**PROBLEM:** Collect every line that includes the string "value".

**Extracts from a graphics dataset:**

---*---

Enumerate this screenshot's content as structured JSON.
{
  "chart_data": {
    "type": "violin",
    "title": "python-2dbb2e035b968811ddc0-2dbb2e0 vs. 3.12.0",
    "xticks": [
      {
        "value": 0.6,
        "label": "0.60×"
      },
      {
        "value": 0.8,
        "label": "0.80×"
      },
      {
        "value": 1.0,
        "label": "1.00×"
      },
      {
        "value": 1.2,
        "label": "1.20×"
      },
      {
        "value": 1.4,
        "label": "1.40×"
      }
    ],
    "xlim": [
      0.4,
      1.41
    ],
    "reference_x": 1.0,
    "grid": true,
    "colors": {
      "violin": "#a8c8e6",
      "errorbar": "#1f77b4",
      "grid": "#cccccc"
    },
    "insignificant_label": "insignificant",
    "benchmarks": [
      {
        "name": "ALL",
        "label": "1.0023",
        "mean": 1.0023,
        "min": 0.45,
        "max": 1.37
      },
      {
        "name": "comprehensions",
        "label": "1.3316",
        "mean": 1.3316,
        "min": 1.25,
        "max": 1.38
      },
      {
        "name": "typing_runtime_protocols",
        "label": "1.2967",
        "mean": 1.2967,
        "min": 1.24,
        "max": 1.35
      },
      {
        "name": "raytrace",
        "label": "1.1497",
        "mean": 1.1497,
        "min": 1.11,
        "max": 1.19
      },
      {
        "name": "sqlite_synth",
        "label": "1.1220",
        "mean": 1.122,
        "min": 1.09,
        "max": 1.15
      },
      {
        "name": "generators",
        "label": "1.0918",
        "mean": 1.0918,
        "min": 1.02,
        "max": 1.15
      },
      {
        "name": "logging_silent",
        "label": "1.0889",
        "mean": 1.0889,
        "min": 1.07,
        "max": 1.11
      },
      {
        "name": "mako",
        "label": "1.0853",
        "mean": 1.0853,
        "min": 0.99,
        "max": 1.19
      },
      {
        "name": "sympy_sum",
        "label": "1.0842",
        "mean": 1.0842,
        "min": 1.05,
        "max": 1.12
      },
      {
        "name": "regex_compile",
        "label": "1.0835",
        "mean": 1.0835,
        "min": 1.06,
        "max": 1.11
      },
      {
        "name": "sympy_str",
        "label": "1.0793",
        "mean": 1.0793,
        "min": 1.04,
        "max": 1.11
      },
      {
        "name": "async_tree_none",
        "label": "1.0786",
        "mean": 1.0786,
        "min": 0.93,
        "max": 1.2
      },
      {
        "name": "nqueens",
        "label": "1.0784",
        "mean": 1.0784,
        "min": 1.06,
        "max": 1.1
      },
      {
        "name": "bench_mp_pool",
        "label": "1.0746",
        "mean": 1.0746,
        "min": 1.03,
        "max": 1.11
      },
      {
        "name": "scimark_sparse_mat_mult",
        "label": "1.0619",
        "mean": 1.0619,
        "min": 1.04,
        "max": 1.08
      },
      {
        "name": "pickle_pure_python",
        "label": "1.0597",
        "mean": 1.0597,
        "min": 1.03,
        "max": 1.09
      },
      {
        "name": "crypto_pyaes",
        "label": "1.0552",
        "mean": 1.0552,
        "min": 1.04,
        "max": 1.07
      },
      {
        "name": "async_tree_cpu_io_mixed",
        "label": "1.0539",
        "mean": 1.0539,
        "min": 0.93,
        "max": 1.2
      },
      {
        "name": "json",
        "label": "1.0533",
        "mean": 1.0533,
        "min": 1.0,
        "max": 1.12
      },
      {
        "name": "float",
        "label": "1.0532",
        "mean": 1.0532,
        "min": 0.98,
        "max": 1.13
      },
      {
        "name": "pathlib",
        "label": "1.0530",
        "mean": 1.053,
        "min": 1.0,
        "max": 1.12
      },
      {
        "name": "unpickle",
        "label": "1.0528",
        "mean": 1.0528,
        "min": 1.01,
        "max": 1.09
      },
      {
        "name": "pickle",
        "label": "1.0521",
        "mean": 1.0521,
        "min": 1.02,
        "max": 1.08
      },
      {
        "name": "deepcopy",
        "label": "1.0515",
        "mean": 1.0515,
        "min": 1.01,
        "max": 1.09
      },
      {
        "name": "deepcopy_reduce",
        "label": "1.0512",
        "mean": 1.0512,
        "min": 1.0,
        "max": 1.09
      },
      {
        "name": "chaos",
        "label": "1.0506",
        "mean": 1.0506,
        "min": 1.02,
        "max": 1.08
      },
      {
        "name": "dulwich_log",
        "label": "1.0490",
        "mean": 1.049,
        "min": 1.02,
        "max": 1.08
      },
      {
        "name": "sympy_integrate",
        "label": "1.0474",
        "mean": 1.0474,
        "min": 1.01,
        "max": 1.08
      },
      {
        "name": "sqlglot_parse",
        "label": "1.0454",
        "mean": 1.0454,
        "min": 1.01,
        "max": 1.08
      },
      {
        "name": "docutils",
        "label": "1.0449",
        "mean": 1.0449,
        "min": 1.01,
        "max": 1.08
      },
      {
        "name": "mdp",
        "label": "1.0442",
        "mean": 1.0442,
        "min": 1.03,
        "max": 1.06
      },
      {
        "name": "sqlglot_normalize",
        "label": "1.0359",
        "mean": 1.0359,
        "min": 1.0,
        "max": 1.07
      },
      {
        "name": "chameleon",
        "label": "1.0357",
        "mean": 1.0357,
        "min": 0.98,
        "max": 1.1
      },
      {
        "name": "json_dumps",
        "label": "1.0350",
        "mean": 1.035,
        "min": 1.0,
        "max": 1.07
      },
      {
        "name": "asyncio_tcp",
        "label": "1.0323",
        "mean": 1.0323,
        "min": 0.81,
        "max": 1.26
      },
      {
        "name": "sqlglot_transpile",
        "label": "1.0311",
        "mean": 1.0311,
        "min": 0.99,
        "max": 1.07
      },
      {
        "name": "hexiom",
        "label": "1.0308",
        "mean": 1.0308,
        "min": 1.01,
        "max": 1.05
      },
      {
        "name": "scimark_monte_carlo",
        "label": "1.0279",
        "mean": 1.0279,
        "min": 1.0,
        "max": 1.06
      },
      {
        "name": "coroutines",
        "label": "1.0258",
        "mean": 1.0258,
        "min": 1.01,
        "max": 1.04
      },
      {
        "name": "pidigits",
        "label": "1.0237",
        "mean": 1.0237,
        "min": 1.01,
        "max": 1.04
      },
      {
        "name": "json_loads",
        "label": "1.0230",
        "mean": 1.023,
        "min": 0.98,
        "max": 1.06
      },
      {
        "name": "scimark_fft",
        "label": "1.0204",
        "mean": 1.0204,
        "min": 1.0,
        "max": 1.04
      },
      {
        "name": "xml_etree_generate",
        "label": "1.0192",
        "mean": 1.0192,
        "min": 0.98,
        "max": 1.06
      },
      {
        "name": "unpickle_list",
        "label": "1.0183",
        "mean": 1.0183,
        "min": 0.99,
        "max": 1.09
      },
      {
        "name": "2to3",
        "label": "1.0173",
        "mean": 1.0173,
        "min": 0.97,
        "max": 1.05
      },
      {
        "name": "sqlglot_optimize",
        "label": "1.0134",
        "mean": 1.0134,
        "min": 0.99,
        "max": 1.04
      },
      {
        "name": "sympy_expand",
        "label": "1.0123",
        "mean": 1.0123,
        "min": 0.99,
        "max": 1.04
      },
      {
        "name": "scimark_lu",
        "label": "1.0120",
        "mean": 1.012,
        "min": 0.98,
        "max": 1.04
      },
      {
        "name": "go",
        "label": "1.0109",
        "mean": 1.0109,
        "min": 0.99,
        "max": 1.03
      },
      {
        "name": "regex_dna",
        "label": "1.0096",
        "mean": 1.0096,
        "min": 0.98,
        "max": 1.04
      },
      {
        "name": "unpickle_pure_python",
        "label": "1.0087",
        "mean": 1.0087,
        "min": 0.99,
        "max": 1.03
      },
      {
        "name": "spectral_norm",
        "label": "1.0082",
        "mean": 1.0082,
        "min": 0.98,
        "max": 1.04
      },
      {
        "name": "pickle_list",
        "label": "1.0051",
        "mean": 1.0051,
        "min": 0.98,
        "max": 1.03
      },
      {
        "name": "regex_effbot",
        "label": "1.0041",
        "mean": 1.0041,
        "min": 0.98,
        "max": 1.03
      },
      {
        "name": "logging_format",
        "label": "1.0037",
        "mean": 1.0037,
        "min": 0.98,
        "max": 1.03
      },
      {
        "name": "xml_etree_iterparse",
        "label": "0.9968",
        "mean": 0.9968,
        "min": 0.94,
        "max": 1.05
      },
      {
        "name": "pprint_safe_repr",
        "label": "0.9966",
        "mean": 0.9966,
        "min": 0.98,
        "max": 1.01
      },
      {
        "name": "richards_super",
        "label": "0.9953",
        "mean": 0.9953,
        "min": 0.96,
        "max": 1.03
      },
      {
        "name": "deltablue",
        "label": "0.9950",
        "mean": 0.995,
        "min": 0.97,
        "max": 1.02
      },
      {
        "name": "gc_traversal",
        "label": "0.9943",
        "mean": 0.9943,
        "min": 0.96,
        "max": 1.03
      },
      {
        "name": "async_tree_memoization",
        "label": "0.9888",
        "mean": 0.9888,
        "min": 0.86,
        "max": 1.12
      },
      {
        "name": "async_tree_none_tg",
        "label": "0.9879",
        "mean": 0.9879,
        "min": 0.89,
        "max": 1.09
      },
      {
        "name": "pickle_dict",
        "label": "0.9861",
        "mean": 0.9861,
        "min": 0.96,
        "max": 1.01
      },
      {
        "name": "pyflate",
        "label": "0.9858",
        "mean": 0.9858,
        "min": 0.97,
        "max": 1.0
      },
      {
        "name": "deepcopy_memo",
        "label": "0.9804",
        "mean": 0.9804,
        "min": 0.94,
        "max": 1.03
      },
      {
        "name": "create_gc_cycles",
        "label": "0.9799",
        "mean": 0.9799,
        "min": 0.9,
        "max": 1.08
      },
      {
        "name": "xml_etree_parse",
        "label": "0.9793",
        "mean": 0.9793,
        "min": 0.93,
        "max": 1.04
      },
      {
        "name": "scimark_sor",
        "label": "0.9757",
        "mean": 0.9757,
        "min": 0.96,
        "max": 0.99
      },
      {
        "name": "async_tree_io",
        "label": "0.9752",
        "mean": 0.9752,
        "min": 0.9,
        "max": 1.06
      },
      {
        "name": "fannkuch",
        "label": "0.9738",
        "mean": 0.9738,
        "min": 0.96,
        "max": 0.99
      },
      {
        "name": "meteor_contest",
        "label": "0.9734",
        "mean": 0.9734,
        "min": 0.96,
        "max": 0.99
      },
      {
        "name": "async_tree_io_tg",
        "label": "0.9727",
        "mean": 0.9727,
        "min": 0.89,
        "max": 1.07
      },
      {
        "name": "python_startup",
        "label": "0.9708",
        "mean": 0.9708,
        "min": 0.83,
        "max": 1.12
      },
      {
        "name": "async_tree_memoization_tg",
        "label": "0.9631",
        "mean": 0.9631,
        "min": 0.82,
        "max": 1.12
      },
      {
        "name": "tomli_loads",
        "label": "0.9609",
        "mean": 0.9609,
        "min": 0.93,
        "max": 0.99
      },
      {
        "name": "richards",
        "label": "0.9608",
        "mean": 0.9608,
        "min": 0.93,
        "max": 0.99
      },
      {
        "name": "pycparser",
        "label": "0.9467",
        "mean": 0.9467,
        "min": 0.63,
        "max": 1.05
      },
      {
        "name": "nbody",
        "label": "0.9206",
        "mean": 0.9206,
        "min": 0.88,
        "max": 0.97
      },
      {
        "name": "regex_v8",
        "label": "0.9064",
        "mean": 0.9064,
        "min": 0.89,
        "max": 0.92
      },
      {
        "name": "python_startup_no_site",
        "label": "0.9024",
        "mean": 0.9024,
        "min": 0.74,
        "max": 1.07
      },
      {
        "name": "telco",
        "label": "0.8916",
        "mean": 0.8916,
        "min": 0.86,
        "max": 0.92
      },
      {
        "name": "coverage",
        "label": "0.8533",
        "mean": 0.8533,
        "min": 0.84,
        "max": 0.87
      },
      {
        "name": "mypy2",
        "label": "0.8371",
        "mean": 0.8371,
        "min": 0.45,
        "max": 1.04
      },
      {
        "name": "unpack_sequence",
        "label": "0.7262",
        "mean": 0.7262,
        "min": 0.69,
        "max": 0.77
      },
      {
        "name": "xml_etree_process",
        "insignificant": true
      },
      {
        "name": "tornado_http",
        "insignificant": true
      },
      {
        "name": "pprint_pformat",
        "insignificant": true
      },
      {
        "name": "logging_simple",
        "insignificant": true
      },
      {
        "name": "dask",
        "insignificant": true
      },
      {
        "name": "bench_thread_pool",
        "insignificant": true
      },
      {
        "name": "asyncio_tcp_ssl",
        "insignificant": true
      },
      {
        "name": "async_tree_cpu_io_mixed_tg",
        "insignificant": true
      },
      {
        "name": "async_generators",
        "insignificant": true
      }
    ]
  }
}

---*---

**SOLUTION TO THE EXERCISE:**
        "value": 0.6,
        "value": 0.8,
        "value": 1.0,
        "value": 1.2,
        "value": 1.4,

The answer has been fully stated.